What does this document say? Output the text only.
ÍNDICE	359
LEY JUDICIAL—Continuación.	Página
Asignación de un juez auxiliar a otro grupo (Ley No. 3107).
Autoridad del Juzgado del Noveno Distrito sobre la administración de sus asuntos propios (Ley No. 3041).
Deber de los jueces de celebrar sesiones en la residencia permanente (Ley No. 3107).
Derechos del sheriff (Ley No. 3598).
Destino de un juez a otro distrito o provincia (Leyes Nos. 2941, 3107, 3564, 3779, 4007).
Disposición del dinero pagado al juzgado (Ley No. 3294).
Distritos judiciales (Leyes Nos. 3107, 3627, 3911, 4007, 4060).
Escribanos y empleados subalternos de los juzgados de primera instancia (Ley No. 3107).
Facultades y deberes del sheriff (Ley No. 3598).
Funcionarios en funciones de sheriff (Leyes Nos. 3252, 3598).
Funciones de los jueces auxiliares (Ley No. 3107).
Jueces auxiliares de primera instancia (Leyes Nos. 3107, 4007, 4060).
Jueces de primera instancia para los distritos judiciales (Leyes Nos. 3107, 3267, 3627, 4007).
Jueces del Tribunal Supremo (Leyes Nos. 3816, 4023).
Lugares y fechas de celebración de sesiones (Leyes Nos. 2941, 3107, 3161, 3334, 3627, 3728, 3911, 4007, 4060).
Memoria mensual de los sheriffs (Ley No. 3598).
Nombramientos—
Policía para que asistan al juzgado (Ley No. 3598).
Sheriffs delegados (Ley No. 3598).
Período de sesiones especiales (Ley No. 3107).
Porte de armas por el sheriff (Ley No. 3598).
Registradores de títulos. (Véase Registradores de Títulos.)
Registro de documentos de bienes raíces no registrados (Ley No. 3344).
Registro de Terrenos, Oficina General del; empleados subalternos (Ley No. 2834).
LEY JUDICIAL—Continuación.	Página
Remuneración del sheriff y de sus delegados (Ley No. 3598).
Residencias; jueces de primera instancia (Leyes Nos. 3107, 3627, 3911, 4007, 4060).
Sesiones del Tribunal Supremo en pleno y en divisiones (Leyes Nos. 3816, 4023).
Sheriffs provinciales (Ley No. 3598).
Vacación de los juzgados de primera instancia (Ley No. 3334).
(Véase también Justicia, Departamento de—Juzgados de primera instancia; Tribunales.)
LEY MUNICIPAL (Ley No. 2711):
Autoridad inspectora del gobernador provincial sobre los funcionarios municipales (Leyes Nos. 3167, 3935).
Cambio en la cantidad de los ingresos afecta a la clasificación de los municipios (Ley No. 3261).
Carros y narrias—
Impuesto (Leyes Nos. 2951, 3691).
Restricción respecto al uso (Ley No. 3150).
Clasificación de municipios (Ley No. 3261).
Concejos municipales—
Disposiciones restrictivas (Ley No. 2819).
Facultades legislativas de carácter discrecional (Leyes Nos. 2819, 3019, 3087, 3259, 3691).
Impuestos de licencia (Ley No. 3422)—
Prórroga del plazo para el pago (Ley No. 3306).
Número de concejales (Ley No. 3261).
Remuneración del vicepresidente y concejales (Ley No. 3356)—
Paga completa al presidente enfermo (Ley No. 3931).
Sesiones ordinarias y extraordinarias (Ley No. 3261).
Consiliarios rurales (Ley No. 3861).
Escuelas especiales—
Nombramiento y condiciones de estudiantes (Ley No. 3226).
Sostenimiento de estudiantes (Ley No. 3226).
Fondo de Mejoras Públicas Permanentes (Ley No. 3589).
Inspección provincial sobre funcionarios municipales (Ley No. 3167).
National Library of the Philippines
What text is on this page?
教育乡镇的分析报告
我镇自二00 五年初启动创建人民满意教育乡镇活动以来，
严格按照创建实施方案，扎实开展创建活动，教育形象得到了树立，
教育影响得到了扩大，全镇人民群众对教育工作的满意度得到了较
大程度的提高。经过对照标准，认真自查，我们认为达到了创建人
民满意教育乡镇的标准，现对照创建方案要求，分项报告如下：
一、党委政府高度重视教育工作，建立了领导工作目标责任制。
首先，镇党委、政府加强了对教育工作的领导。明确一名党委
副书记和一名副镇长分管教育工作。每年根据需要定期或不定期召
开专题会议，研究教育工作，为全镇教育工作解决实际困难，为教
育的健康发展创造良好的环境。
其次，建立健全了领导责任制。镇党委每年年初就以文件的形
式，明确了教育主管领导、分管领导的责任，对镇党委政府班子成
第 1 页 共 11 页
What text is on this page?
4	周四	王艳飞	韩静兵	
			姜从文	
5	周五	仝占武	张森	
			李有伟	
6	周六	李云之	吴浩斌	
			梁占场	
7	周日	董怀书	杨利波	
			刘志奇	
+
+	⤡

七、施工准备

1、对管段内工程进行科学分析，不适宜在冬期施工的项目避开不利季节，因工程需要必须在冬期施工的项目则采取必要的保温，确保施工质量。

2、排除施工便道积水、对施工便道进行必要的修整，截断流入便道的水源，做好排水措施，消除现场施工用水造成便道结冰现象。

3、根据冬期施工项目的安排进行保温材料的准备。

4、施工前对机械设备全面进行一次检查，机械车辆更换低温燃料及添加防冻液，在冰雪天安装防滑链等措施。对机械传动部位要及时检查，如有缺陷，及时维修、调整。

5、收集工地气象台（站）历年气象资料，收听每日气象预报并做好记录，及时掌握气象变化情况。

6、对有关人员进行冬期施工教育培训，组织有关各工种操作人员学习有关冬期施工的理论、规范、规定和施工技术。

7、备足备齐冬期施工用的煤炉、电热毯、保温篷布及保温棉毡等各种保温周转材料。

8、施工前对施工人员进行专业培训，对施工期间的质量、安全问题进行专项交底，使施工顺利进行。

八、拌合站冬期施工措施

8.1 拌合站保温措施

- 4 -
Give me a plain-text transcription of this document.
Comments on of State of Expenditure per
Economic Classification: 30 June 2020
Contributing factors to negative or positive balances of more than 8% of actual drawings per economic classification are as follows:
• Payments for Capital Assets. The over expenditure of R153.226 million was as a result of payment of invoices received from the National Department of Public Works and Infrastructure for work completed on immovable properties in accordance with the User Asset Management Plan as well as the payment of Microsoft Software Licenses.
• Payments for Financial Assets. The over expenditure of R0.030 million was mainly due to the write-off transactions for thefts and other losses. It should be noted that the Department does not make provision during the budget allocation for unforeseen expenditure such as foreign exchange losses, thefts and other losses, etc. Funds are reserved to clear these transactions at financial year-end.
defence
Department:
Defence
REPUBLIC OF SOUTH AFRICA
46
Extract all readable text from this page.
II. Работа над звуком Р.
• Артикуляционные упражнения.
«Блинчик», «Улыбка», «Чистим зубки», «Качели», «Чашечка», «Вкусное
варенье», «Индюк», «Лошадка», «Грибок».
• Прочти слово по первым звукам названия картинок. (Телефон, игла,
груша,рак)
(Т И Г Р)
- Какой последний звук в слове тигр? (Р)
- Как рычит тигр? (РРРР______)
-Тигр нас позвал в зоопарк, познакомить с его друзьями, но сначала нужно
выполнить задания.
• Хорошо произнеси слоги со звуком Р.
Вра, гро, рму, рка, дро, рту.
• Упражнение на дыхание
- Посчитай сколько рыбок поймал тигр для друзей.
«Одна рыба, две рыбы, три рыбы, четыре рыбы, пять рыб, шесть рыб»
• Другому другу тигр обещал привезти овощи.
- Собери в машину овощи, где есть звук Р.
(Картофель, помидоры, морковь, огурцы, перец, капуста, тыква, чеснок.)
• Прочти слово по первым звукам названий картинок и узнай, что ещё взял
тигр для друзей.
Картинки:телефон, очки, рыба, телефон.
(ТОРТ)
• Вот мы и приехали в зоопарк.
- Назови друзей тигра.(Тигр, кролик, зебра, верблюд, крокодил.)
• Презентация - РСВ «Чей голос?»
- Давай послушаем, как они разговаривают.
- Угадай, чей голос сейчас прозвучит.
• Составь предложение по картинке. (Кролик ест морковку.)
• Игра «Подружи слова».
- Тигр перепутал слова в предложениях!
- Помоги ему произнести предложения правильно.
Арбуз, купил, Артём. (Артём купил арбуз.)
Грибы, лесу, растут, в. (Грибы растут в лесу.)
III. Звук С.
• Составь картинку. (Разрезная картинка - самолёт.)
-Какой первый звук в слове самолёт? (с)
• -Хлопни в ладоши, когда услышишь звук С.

_ _ _ _ _

SHORT TASK
Each line that holds the word "овощи" should be extracted from the records.

ANSWER TO THIS PROBLEM
• Другому другу тигр обещал привезти овощи.
- Собери в машину овощи, где есть звук Р.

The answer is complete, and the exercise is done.